> [EXERCICES]:
[a] Recopiez le passage de l'extrait sur la crise au Burundi compris entre « Au moins 200 » et « une rébellion naissante. », bornes incluses.
[b] Réécrivez sous forme de liste le paragraphe de l'extrait sur la crise au Burundi qui commence par « Pris de panique, les habitants », en conservant ses faits essentiels.

> [EXTRAIT DU DOCUMENT]:

Le maire de Bujumbura a reconnu toutefois que "les quartiers contestataires, surtout ceux situés dans le nord, se sont pratiquement vidés de tous leurs habitants".
Pris de panique, les habitants des quartiers de Mutakura et Cibitoke, où ont eu lieu des manifestations anti-gouvernementales et où l'on recense chaque jour plusieurs morts, ont fui dimanche matin à l'arrivée des forces de l'ordre.
Marie, une quinquagénaire de Mutakura, "n'a pas fermé l'oeil de la nuit".
"Je pensais à mon mari resté à Mutakura, qu'il allait mourir et même qu'ils allaient nous pourchasser jusque dans ce quartier", a-t-elle déclaré depuis un quartier plus calme, où elle a trouvé refuge avec ses enfants.
"Les gens sont totalement paniqués, certains terrorisés, et cette peur se nourrit des rumeurs d'attaques de la police et des Imbonerakure (ligue jeune du parti au pouvoir, considérée comme une milice par l'ONU) qui ont été confortés par les discours incendiaires des autorités", explique un analyste burundais.
Au moins 200 personnes sont mortes depuis la fin avril, et quelque 200.000 ont fui le pays depuis le début de la crise.
- "Les cadavres jonchent les rues" -
La présidence a tenté samedi de rassurer la communauté internationale qui redoute des violences ethniques à grande échelle, assurant qu'il n'y aurait ni "guerre" ni "génocide" au Burundi.
Alors que les relations entre le Rwanda et le Burundi sont au plus bas, le président Kagame a ajouté que "les gens meurent tous les jours (au Burundi), les cadavres jonchent les rues".
Bujumbura accuse Kigali de soutenir ses opposants, voire de servir de base arrière à une rébellion naissante.
Le Rwanda s?inquiète du retour depuis plusieurs mois d'une possible présence de rebelles hutu des FDLR au Burundi, dont certains membres sont accusés d'avoir activement pris part au génocide au Rwanda en 1994 et d'éventuels massacres ethniques à grande échelle chez son voisin.

> [DONNÉES DU CORPUS]:
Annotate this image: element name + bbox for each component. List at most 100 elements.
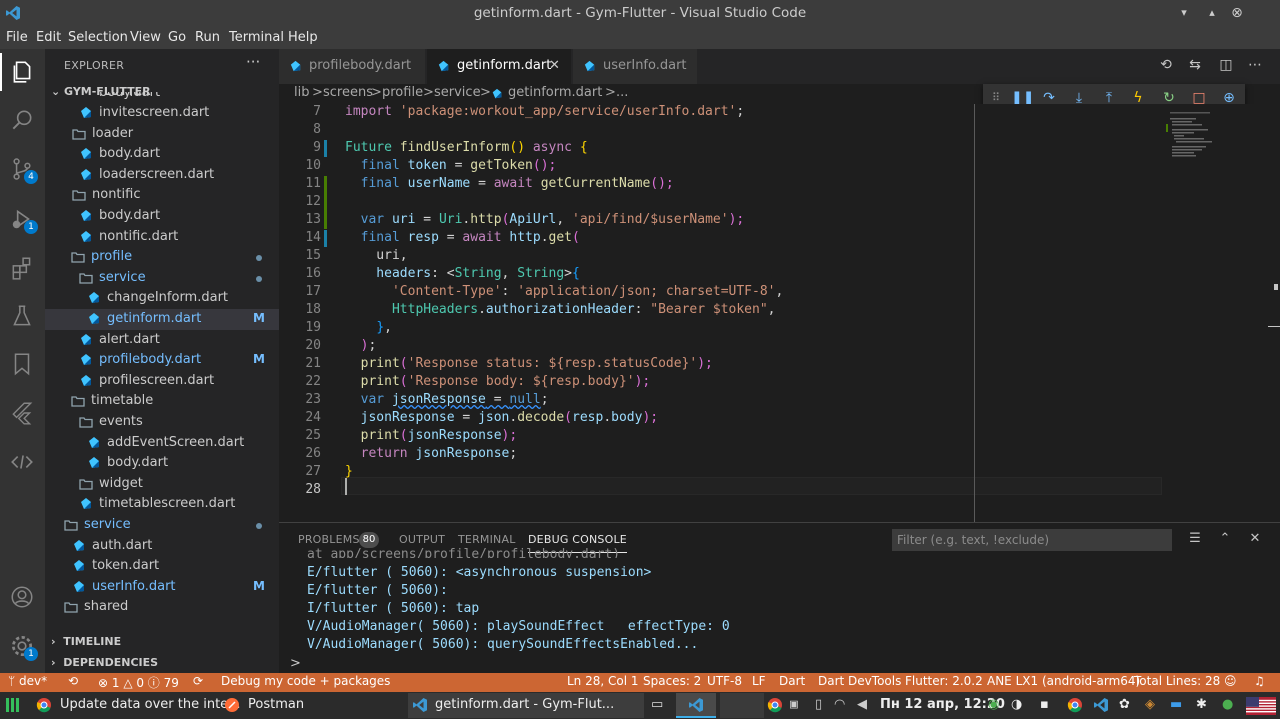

> [RÉPONSES ATTENDUES]:
[a]
Au moins 200 personnes sont mortes depuis la fin avril, et quelque 200.000 ont fui le pays depuis le début de la crise.
- "Les cadavres jonchent les rues" -
La présidence a tenté samedi de rassurer la communauté internationale qui redoute des violences ethniques à grande échelle, assurant qu'il n'y aurait ni "guerre" ni "génocide" au Burundi.
Alors que les relations entre le Rwanda et le Burundi sont au plus bas, le président Kagame a ajouté que "les gens meurent tous les jours (au Burundi), les cadavres jonchent les rues".
Bujumbura accuse Kigali de soutenir ses opposants, voire de servir de base arrière à une rébellion naissante.

[b]
- Lieux : quartiers de Mutakura et de Cibitoke.
- Contexte : manifestations antigouvernementales et plusieurs morts recensés chaque jour.
- Événement : les habitants, pris de panique, ont fui dimanche matin.
- Déclencheur : l'arrivée des forces de l'ordre.